| TEXTABSCHNITT |
──────────────────────────────

Dieter Bohlen ist ein echtes Phänomen. Als er 2002 erstmals als Juror bei "Deutschland sucht den Superstar" in Erscheinung trat, hatte wohl niemand damit gerechnet, dass er auch fast 20 Jahre später noch immer Hauptakteur dieser Show sein wird. Doch damit ist jetzt Schluss. Erst Mitte März verkündete RTL das Ende der Zusammenarbeit mit Bohlen. Sowohl beim "Supertalent" als auch bei "DSDS" wird der Poptitan aussortiert.
Es folgten Tage der Spekulationen. Denn freiwillig räumte er seinen Posten nicht. Umso gespannter blickten alle auf die noch ausstehenden Live-Shows von "DSDS", denn dort sollte Bohlen letztmals seiner Jurorentätigkeit nachgehen. Nur daraus wurde nichts. Bohlen meldete sich kurzfristig für beide Shows krank, seine Vertretung übernahm Show-Titan Thomas Gottschalk.
Eine Dauerlösung wird das aber eher nicht sein. Wer das Erbe Bohlens künftig antreten wird, ist noch ungewiss. Aber eins ist klar: Derjenige tritt in große Fußstapfen und blickt auf ein beachtliches Vermächtnis. Denn der 67-Jährige hat in den fast zwei Jahrzehnten bei RTL eine Menge geleistet und dem Sender viel Aufmerksamkeit und Geld beschert. Wir nutzen Bohlens RTL-Abschied und werfen einen Blick auf sein Vermächtnis.
Über Geld spricht man nicht. Das gilt auch für Dieter Bohlen. Klar, dass der Musikmogul seine Einnahmen der vergangenen Jahre nicht offenlegt. Aber anlässlich seines Ausstiegs bei "DSDS" und "Das Supertalent" wurde eben auch über dieses Thema öffentlich spekuliert. Die "Bild" nennt dabei konkrete Zahlen: So soll Bohlen bei RTL für seine zwei Formate ein Jahresgehalt von 2,5 Millionen Euro einstreichen. Dieses soll er sogar noch nach seinem Aus weiter ausgezahlt bekommen – bis 2022.
Außerdem soll der Poptitan in der Vergangenheit stets Bonuszahlungen für gute Quoten bekommen haben. Heißt: Zu seinem Jahresgehalt dürfte regelmäßig noch ein nettes Sümmchen hinzugekommen sein.
Bereits 2015 veröffentlichte das Online-Portal "Gehaltsreporter.de" die Top-Verdiener unter den deutschen Promis und nannte dabei auch Zahlen zu Dieter Bohlen. Bereits damals wurde sein Vermögen auf rund 135 Millionen Euro geschätzt. Für seine Jurorentätigkeit bei "DSDS" soll er damals 1,2 Millionen Euro pro Staffel eingestrichen haben. Für "Das Supertalent" dürfte sich seine Gage in einem ähnlichen Rahmen bewegt haben.

──────────────────────────────

| AUFGABENDETAILS |
Wie lautet der Text über Dieter Bohlen zwischen "Dieter Bohlen ist" und "der Poptitan aussortiert.", einschließlich, wenn du darin "Poptitan" zu "Musikproduzent" änderst?

──────────────────────────────

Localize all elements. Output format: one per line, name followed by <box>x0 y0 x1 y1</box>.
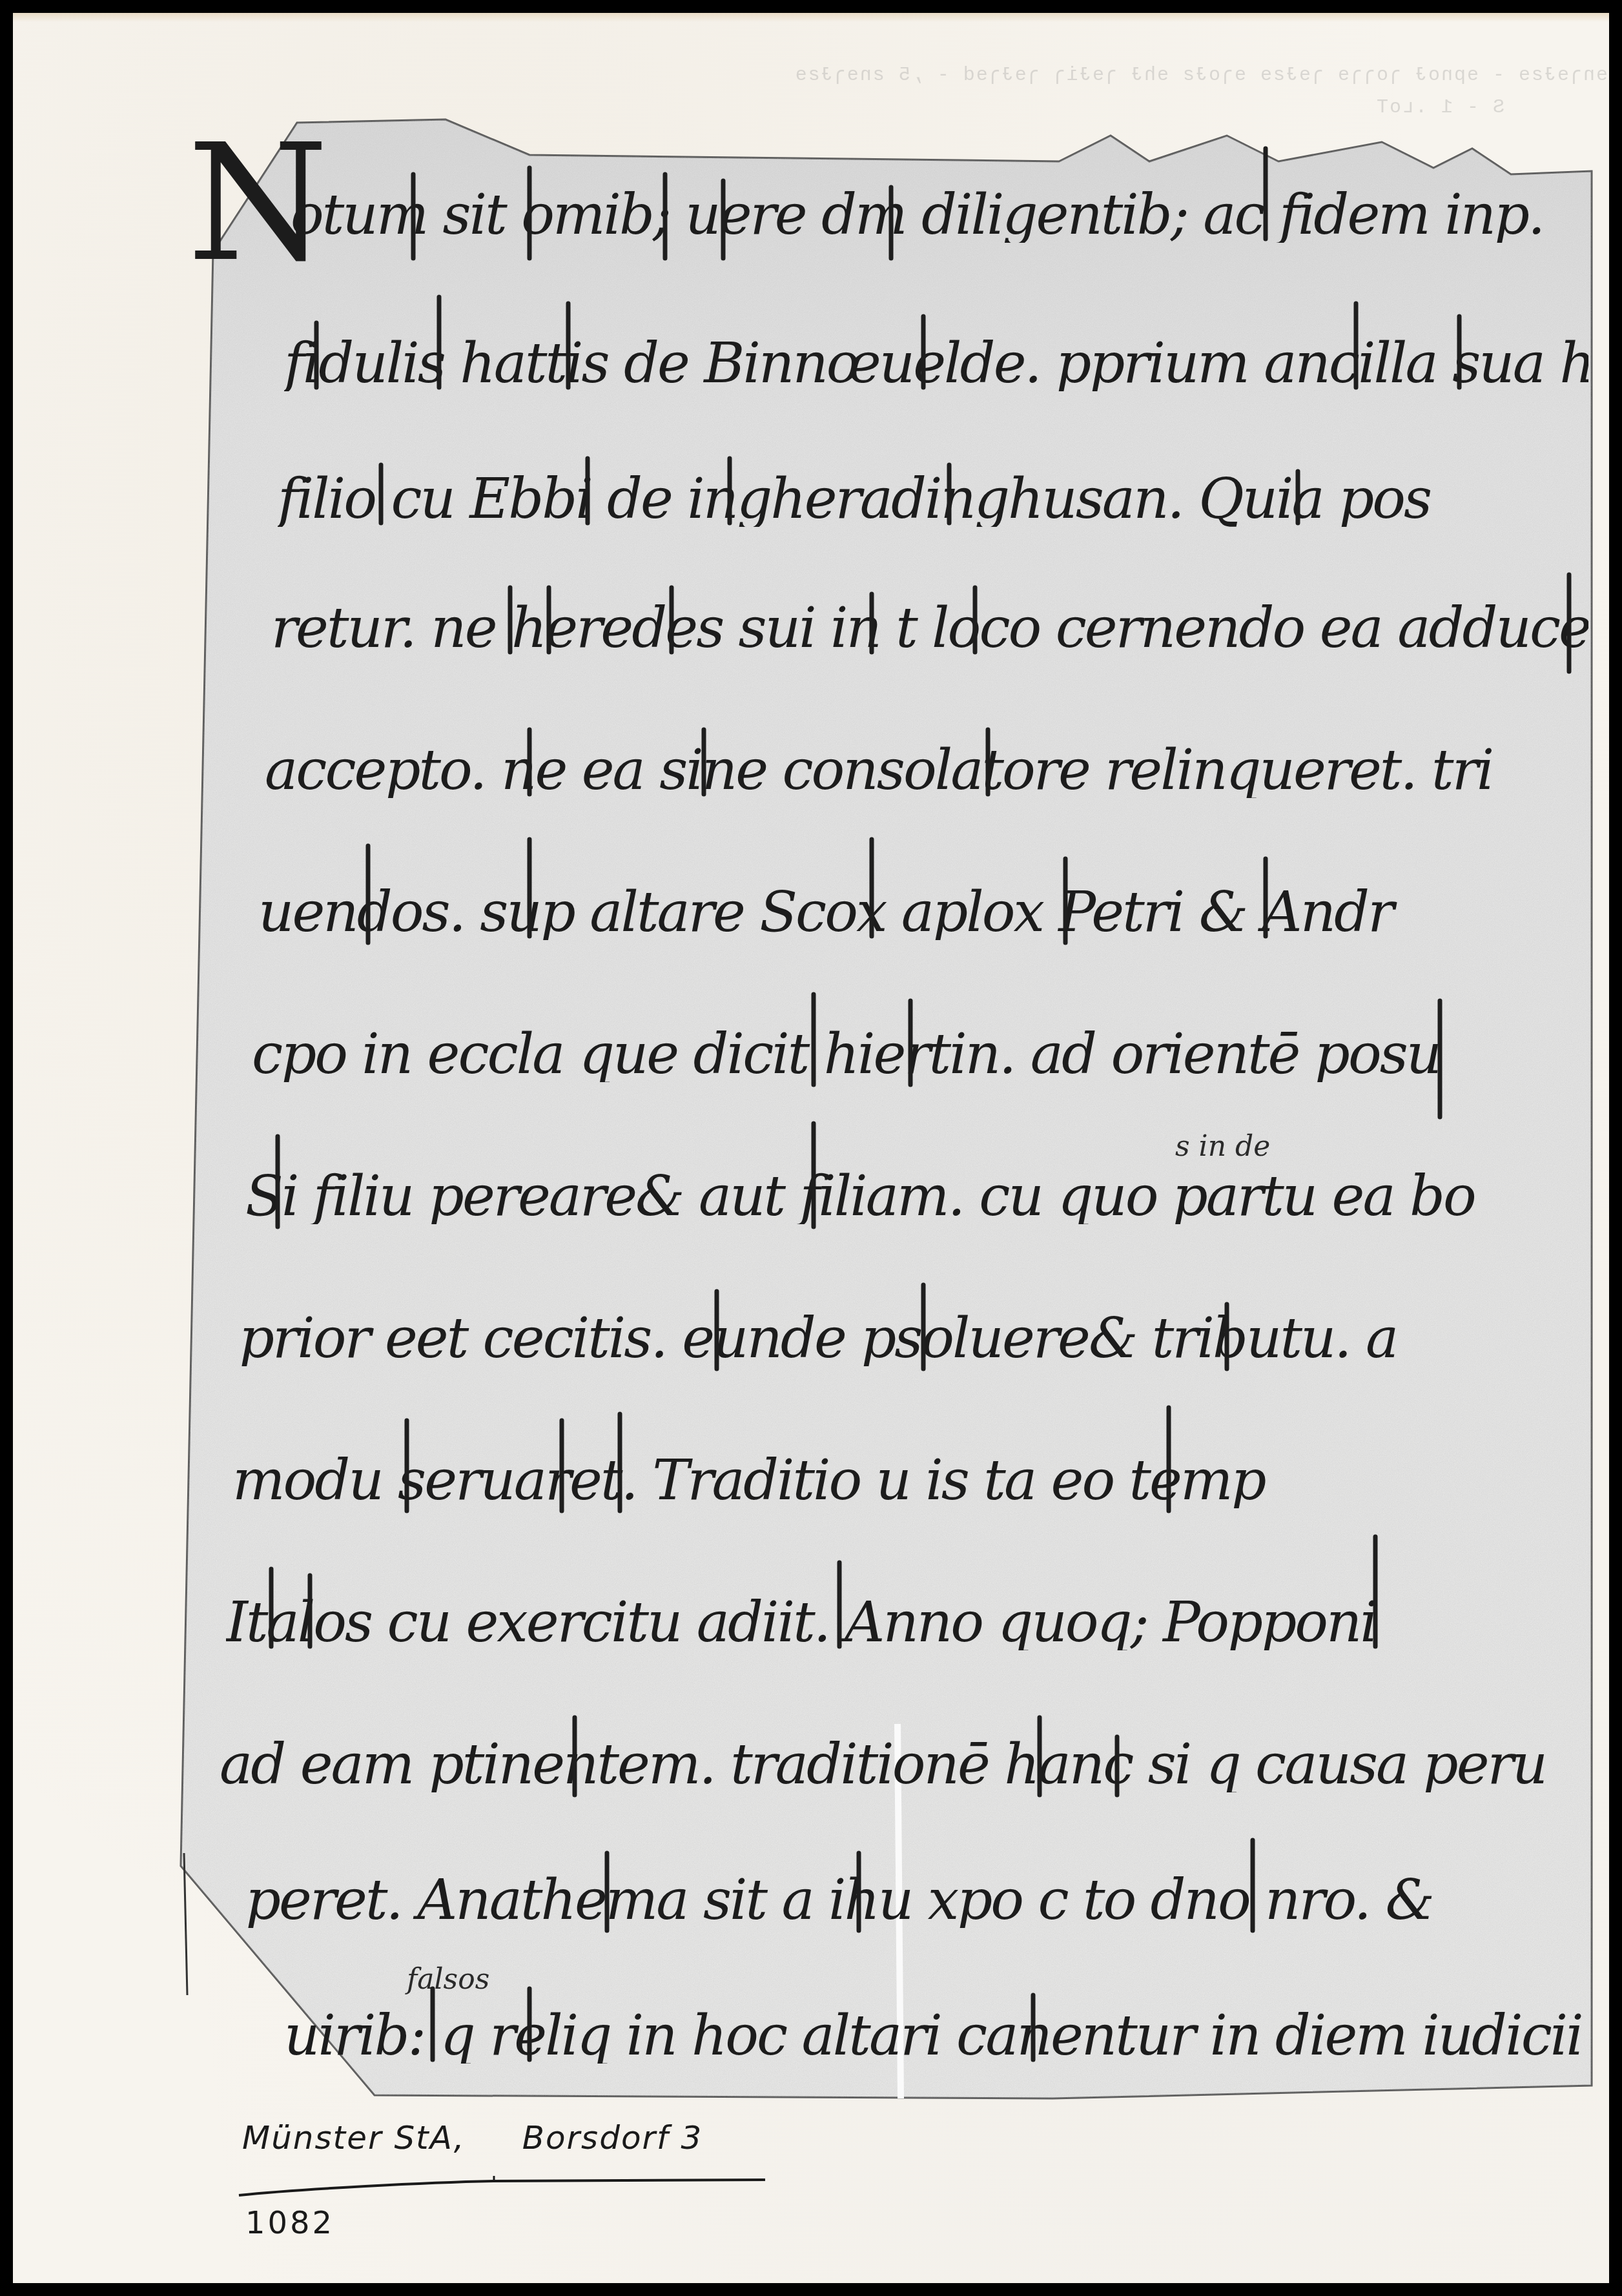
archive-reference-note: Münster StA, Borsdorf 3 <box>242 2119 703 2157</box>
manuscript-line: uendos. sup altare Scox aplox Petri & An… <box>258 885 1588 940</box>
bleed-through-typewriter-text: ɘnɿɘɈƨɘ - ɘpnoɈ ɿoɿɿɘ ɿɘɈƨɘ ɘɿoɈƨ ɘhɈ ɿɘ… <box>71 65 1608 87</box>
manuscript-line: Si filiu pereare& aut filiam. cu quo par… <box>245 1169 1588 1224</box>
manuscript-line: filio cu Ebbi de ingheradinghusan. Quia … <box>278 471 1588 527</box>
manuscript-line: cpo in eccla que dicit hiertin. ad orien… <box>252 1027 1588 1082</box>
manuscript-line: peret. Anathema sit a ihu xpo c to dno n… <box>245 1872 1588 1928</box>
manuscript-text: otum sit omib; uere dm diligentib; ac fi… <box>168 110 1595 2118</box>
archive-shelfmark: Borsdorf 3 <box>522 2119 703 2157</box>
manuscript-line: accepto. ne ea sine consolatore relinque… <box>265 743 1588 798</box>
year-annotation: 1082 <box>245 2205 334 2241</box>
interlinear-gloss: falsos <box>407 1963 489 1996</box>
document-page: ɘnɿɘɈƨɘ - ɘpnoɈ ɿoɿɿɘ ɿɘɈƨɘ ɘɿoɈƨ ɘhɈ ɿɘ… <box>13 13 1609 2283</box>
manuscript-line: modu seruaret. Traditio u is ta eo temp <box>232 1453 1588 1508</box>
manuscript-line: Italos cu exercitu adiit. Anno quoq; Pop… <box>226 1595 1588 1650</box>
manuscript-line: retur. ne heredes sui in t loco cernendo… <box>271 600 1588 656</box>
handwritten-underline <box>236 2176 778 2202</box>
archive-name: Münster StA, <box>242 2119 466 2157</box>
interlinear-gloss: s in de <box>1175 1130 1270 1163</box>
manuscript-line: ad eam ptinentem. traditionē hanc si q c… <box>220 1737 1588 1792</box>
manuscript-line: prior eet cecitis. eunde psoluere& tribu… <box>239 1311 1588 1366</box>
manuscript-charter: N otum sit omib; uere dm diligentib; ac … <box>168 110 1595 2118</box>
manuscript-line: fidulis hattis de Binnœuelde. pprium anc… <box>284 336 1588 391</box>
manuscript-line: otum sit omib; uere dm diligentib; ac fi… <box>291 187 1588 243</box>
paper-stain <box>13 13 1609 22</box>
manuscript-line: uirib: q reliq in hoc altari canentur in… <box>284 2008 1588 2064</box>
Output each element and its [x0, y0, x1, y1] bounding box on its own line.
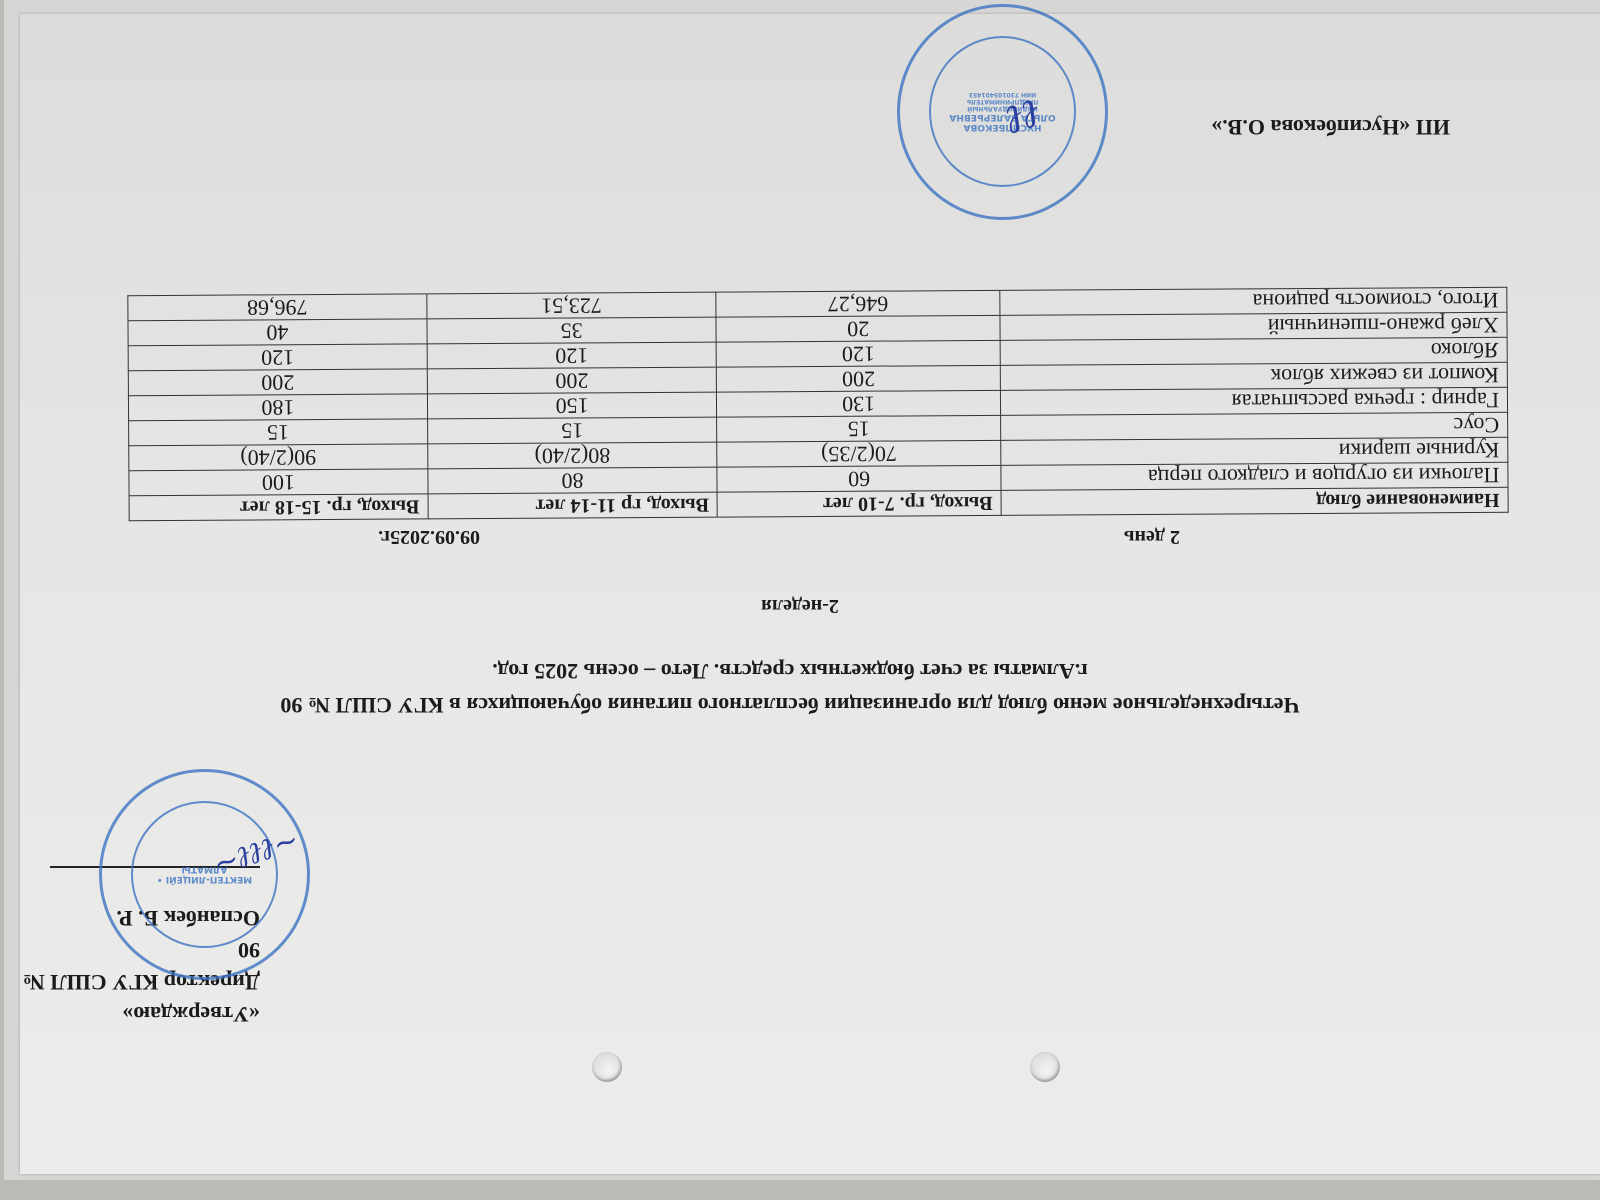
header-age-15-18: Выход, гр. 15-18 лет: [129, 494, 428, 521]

──────────────────────────────

| ANTWORT ZUR AUFGABE |
Dieter Bohlen ist ein echtes Phänomen. Als er 2002 erstmals als Juror bei "Deutschland sucht den Superstar" in Erscheinung trat, hatte wohl niemand damit gerechnet, dass er auch fast 20 Jahre später noch immer Hauptakteur dieser Show sein wird. Doch damit ist jetzt Schluss. Erst Mitte März verkündete RTL das Ende der Zusammenarbeit mit Bohlen. Sowohl beim "Supertalent" als auch bei "DSDS" wird der Musikproduzent aussortiert.